Task objective — Output the full listing below exactly as it reads, and skip anything that is a picture.

Stored dataset items
>> BEGIN

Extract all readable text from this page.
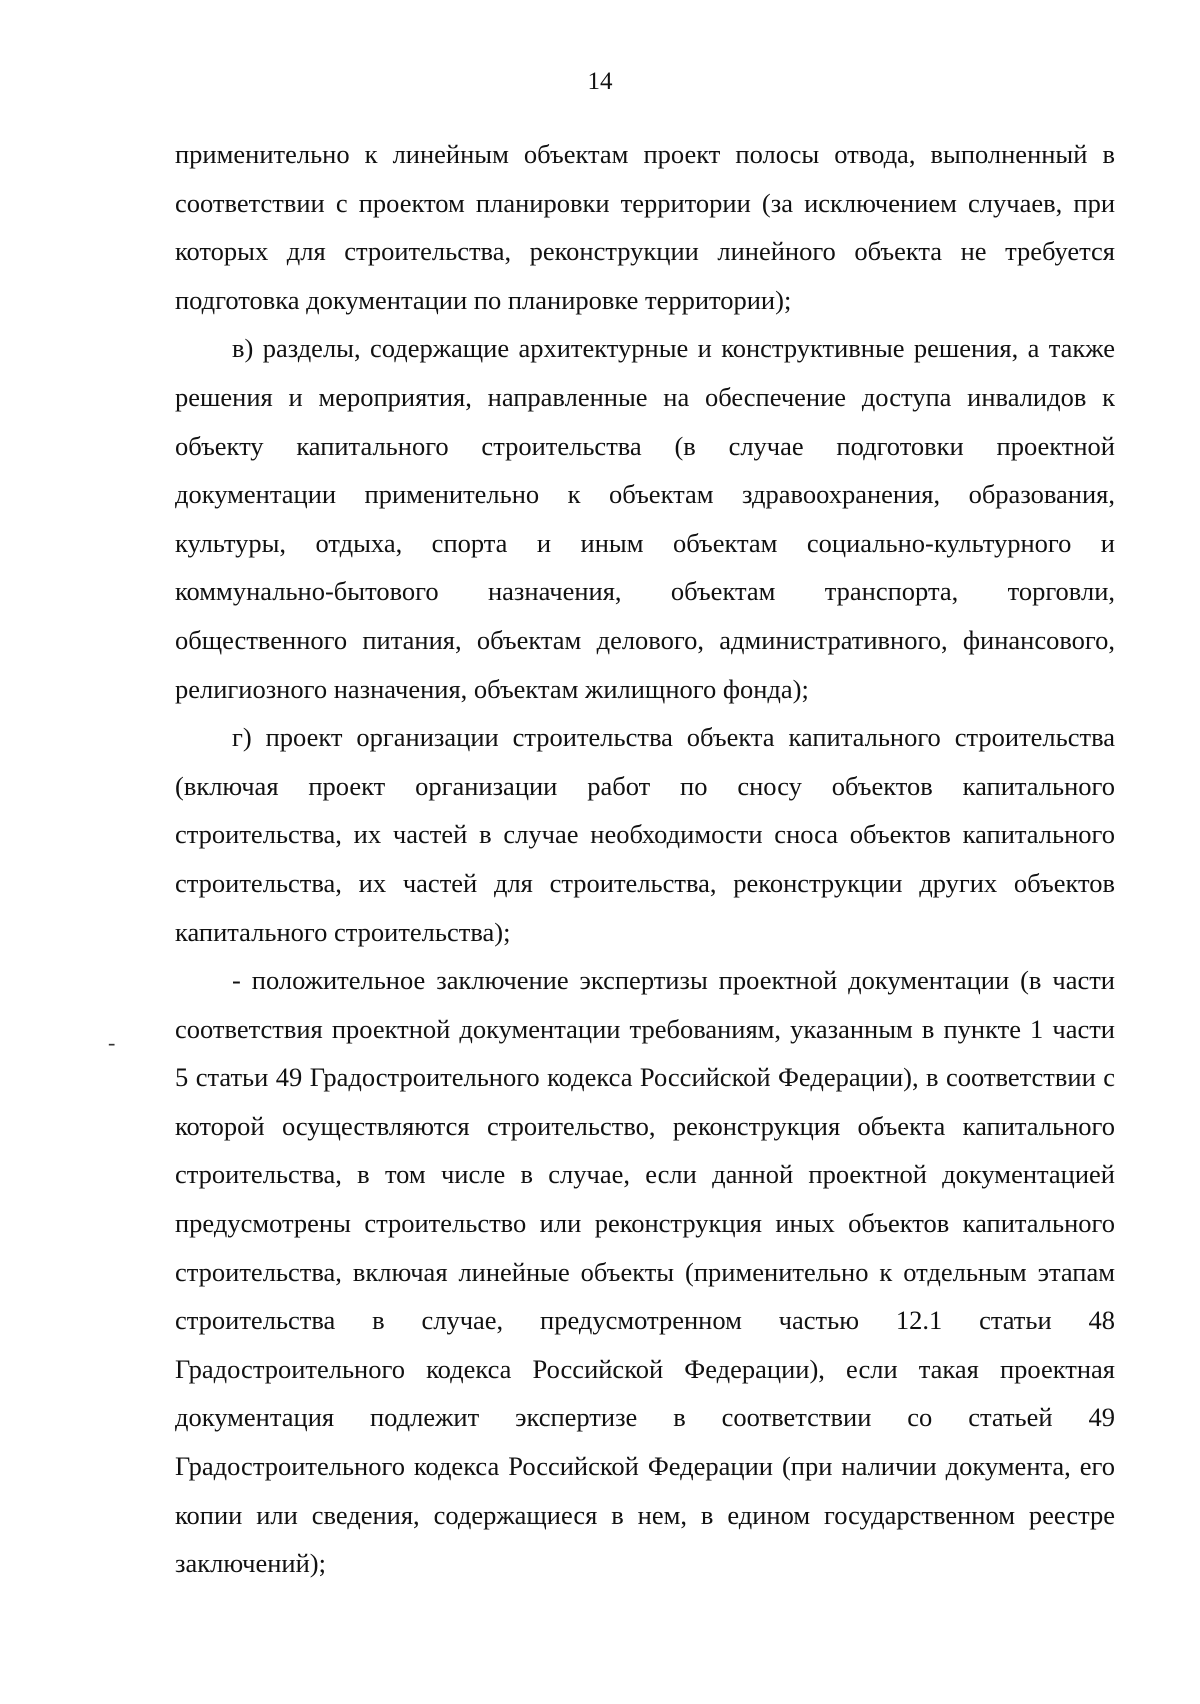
14

применительно к линейным объектам проект полосы отвода, выполненный в соответствии с проектом планировки территории (за исключением случаев, при которых для строительства, реконструкции линейного объекта не требуется подготовка документации по планировке территории);

в) разделы, содержащие архитектурные и конструктивные решения, а также решения и мероприятия, направленные на обеспечение доступа инвалидов к объекту капитального строительства (в случае подготовки проектной документации применительно к объектам здравоохранения, образования, культуры, отдыха, спорта и иным объектам социально-культурного и коммунально-бытового назначения, объектам транспорта, торговли, общественного питания, объектам делового, административного, финансового, религиозного назначения, объектам жилищного фонда);

г) проект организации строительства объекта капитального строительства (включая проект организации работ по сносу объектов капитального строительства, их частей в случае необходимости сноса объектов капитального строительства, их частей для строительства, реконструкции других объектов капитального строительства);

- положительное заключение экспертизы проектной документации (в части соответствия проектной документации требованиям, указанным в пункте 1 части 5 статьи 49 Градостроительного кодекса Российской Федерации), в соответствии с которой осуществляются строительство, реконструкция объекта капитального строительства, в том числе в случае, если данной проектной документацией предусмотрены строительство или реконструкция иных объектов капитального строительства, включая линейные объекты (применительно к отдельным этапам строительства в случае, предусмотренном частью 12.1 статьи 48 Градостроительного кодекса Российской Федерации), если такая проектная документация подлежит экспертизе в соответствии со статьей 49 Градостроительного кодекса Российской Федерации (при наличии документа, его копии или сведения, содержащиеся в нем, в едином государственном реестре заключений);

-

>> END

Reply —
Extract all readable text from this page.
14

применительно к линейным объектам проект полосы отвода, выполненный в соответствии с проектом планировки территории (за исключением случаев, при которых для строительства, реконструкции линейного объекта не требуется подготовка документации по планировке территории);

в) разделы, содержащие архитектурные и конструктивные решения, а также решения и мероприятия, направленные на обеспечение доступа инвалидов к объекту капитального строительства (в случае подготовки проектной документации применительно к объектам здравоохранения, образования, культуры, отдыха, спорта и иным объектам социально-культурного и коммунально-бытового назначения, объектам транспорта, торговли, общественного питания, объектам делового, административного, финансового, религиозного назначения, объектам жилищного фонда);

г) проект организации строительства объекта капитального строительства (включая проект организации работ по сносу объектов капитального строительства, их частей в случае необходимости сноса объектов капитального строительства, их частей для строительства, реконструкции других объектов капитального строительства);

- положительное заключение экспертизы проектной документации (в части соответствия проектной документации требованиям, указанным в пункте 1 части 5 статьи 49 Градостроительного кодекса Российской Федерации), в соответствии с которой осуществляются строительство, реконструкция объекта капитального строительства, в том числе в случае, если данной проектной документацией предусмотрены строительство или реконструкция иных объектов капитального строительства, включая линейные объекты (применительно к отдельным этапам строительства в случае, предусмотренном частью 12.1 статьи 48 Градостроительного кодекса Российской Федерации), если такая проектная документация подлежит экспертизе в соответствии со статьей 49 Градостроительного кодекса Российской Федерации (при наличии документа, его копии или сведения, содержащиеся в нем, в едином государственном реестре заключений);

-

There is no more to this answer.